**Do this**. Scan the listing below. Report each line that includes "Spectrum".

### Data shown ###

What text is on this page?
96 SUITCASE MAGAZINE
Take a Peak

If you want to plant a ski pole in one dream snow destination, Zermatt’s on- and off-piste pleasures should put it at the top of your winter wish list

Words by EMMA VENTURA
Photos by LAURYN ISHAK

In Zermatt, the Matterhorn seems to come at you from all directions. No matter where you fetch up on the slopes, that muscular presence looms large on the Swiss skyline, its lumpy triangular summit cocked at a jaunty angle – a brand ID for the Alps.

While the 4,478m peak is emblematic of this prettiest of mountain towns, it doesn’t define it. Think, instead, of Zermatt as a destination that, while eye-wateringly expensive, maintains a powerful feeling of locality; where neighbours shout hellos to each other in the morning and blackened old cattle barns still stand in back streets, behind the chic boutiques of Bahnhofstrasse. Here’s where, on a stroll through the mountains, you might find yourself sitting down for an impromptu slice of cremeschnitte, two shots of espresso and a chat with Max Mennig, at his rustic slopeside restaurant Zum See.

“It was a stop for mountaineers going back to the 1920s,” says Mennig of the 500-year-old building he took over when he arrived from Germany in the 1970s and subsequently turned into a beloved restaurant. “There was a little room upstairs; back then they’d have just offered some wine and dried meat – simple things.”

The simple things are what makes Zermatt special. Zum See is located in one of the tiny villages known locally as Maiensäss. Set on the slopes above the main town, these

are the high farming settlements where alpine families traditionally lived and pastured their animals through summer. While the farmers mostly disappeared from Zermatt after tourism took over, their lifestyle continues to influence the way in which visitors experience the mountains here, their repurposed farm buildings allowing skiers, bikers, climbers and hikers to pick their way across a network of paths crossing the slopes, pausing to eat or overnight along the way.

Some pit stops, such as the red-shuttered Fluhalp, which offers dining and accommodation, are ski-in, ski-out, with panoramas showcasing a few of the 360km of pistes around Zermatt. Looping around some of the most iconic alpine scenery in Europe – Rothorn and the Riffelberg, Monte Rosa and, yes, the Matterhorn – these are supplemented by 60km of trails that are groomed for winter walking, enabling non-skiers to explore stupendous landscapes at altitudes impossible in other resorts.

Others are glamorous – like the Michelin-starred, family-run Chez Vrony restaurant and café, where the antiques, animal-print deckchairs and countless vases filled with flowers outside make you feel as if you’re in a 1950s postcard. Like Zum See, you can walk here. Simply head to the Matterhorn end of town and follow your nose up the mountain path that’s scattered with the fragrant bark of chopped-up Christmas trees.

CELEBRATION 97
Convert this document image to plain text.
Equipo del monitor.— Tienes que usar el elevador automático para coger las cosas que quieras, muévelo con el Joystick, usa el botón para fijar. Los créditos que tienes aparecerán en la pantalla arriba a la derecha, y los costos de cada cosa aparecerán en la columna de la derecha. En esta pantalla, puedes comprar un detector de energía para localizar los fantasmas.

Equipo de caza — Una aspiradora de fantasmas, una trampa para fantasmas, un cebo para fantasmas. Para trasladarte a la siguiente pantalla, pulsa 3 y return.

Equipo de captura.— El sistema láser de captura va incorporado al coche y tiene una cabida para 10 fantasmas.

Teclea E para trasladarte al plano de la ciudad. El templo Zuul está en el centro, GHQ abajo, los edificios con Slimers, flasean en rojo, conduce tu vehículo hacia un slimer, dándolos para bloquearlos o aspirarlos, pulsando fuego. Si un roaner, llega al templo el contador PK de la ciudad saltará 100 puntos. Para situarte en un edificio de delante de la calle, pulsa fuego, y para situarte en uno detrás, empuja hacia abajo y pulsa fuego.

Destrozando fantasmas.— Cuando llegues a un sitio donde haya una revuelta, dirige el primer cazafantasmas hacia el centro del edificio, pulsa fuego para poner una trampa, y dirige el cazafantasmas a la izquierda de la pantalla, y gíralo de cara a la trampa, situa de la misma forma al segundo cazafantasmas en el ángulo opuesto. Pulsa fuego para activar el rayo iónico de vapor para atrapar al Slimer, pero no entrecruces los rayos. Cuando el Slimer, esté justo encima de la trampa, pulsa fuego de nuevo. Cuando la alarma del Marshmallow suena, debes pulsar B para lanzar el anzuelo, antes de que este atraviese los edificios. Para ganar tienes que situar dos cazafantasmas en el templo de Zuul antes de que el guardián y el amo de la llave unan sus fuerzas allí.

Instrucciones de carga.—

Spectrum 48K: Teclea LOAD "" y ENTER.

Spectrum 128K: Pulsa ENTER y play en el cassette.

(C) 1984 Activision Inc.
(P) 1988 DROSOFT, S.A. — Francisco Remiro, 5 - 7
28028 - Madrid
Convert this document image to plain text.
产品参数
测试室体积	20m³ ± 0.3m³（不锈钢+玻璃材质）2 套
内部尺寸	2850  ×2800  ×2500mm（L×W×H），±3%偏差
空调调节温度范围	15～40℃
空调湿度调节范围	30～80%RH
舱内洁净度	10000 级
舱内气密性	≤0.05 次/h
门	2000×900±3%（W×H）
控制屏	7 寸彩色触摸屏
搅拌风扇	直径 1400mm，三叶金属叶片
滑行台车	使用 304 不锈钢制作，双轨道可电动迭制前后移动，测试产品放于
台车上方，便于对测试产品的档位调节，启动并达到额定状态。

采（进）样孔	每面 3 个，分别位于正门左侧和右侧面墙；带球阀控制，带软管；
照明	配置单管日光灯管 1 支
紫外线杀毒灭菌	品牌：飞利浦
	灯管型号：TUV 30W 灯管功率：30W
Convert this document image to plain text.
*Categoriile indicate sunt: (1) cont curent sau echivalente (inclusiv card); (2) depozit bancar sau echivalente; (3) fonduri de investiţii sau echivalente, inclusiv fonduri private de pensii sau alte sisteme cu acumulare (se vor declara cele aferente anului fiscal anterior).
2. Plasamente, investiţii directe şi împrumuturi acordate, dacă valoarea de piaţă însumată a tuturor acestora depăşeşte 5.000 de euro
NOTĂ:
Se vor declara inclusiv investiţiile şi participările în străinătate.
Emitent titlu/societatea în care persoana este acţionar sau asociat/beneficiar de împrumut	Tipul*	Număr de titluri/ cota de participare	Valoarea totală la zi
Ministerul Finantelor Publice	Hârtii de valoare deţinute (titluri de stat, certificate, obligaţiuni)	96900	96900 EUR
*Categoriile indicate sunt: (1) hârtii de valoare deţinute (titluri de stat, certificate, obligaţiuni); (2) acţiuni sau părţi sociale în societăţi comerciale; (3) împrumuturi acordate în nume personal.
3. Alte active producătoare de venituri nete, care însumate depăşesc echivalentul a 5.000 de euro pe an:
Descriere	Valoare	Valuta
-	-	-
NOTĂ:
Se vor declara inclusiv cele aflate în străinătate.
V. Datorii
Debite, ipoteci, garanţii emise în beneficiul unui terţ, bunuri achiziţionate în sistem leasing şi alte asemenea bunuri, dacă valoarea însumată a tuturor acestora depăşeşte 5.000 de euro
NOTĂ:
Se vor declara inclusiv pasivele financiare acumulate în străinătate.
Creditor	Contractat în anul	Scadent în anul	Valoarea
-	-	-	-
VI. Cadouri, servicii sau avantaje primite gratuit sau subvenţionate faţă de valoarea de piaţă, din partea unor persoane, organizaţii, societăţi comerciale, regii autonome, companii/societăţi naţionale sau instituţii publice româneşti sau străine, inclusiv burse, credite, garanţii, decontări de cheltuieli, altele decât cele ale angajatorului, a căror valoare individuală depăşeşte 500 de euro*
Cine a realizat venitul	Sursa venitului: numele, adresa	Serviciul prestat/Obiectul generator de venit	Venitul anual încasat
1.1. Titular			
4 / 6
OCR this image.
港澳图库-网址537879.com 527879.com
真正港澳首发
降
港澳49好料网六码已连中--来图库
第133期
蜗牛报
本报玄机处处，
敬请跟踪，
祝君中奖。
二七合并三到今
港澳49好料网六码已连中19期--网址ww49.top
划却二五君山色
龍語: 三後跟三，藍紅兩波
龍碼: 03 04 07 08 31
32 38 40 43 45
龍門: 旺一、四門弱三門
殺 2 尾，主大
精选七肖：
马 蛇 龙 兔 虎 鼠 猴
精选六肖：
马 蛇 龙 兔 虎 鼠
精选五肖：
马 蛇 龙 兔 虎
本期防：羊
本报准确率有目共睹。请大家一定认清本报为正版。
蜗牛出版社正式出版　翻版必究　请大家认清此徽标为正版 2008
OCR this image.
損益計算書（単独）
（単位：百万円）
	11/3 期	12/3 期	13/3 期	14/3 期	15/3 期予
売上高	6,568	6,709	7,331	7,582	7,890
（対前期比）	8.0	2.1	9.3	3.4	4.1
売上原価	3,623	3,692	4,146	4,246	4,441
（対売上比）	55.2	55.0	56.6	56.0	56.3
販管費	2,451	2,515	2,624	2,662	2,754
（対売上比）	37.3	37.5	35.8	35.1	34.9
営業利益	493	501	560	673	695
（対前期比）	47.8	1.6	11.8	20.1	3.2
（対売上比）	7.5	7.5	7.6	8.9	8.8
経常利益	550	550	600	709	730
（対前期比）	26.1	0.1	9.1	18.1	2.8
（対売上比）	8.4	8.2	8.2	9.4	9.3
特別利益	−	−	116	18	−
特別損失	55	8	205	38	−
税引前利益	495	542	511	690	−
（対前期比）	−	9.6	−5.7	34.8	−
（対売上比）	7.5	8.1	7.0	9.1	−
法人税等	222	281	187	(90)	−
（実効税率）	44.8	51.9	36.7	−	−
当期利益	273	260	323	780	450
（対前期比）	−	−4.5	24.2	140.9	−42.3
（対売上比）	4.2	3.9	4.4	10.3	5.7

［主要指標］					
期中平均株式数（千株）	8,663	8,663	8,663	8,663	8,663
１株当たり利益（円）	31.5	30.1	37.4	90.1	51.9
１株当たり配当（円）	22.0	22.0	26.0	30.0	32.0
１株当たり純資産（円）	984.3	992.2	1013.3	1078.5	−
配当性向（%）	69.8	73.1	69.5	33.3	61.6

###

**Answer to this exercise**.
Spectrum 48K: Teclea LOAD "" y ENTER.
Spectrum 128K: Pulsa ENTER y play en el cassette.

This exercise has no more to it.